» Description of the task
How many lines in this material include the string "本周涨跌幅"? Answer with the number and nothing further.
===
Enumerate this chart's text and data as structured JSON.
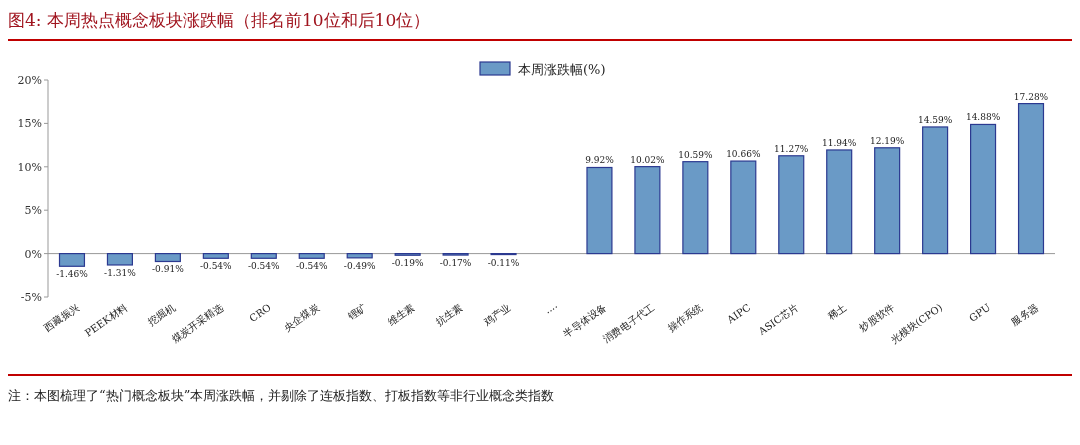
{
  "chart_data": {
    "type": "bar",
    "title": "图4:  本周热点概念板块涨跌幅（排名前10位和后10位）",
    "categories": [
      "西藏振兴",
      "PEEK材料",
      "挖掘机",
      "煤炭开采精选",
      "CRO",
      "央企煤炭",
      "锂矿",
      "维生素",
      "抗生素",
      "鸡产业",
      "····",
      "半导体设备",
      "消费电子代工",
      "操作系统",
      "AIPC",
      "ASIC芯片",
      "稀土",
      "炒股软件",
      "光模块(CPO)",
      "GPU",
      "服务器"
    ],
    "series": [
      {
        "name": "本周涨跌幅(%)",
        "color": "#6a9ac6",
        "values": [
          -1.46,
          -1.31,
          -0.91,
          -0.54,
          -0.54,
          -0.54,
          -0.49,
          -0.19,
          -0.17,
          -0.11,
          null,
          9.92,
          10.02,
          10.59,
          10.66,
          11.27,
          11.94,
          12.19,
          14.59,
          14.88,
          17.28
        ],
        "value_labels": [
          "-1.46%",
          "-1.31%",
          "-0.91%",
          "-0.54%",
          "-0.54%",
          "-0.54%",
          "-0.49%",
          "-0.19%",
          "-0.17%",
          "-0.11%",
          null,
          "9.92%",
          "10.02%",
          "10.59%",
          "10.66%",
          "11.27%",
          "11.94%",
          "12.19%",
          "14.59%",
          "14.88%",
          "17.28%"
        ]
      }
    ],
    "ylim": [
      -5,
      20
    ],
    "yticks": [
      {
        "value": -5,
        "label": "-5%"
      },
      {
        "value": 0,
        "label": "0%"
      },
      {
        "value": 5,
        "label": "5%"
      },
      {
        "value": 10,
        "label": "10%"
      },
      {
        "value": 15,
        "label": "15%"
      },
      {
        "value": 20,
        "label": "20%"
      }
    ],
    "legend": "top",
    "annotations": [
      "注：本图梳理了“热门概念板块”本周涨跌幅，并剔除了连板指数、打板指数等非行业概念类指数"
    ]
  }
}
===
» Reply
2